» PROBLEM TO WORK ON: For the data that follows, report how many lines contain the word "time", and nothing else.

» ROWS:
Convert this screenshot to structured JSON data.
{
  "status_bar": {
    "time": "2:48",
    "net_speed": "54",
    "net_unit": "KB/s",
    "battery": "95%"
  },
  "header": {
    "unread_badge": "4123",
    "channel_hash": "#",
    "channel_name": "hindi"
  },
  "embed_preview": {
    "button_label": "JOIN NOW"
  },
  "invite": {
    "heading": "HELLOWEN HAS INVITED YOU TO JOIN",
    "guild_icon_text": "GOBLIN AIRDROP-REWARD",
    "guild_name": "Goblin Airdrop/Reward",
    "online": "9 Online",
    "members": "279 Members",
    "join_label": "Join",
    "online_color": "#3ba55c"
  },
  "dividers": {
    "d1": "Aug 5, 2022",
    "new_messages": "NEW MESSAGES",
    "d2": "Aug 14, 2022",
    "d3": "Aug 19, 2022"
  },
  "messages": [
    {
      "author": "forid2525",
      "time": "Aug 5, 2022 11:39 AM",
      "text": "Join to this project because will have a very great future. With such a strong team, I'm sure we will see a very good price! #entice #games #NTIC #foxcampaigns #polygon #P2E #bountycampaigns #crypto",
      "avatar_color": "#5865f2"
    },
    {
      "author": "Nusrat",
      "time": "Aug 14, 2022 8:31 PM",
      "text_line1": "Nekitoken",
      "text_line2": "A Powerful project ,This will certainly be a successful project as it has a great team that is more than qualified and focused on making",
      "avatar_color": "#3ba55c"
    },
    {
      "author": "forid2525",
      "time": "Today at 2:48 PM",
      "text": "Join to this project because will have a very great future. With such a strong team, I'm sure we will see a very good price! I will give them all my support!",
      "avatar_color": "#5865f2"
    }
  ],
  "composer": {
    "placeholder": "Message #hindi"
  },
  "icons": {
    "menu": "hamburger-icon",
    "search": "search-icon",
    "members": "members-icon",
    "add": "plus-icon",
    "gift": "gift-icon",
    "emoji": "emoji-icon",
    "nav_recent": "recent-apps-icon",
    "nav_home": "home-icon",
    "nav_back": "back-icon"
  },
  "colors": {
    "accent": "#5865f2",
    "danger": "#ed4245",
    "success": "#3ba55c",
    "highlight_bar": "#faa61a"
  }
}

» RESPONSE TO THIS EXERCISE: 4